*Problem requirements*
Gather every line from the entries below that includes "máxima".

*Provided records*
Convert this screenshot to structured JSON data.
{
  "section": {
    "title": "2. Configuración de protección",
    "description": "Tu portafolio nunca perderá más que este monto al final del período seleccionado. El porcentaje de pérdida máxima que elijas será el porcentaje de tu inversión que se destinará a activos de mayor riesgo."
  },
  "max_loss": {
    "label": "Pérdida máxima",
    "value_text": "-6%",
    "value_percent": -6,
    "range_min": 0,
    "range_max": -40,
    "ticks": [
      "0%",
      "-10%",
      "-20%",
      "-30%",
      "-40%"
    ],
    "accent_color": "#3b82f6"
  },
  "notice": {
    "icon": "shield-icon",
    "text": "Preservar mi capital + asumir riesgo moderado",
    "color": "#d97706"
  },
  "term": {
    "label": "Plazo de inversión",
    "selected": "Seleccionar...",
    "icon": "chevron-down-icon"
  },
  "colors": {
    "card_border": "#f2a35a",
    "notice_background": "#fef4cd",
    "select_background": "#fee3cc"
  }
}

*Solution to the exercise*
    "description": "Tu portafolio nunca perderá más que este monto al final del período seleccionado. El porcentaje de pérdida máxima que elijas será el porcentaje de tu inversión que se destinará a activos de mayor riesgo."
    "label": "Pérdida máxima",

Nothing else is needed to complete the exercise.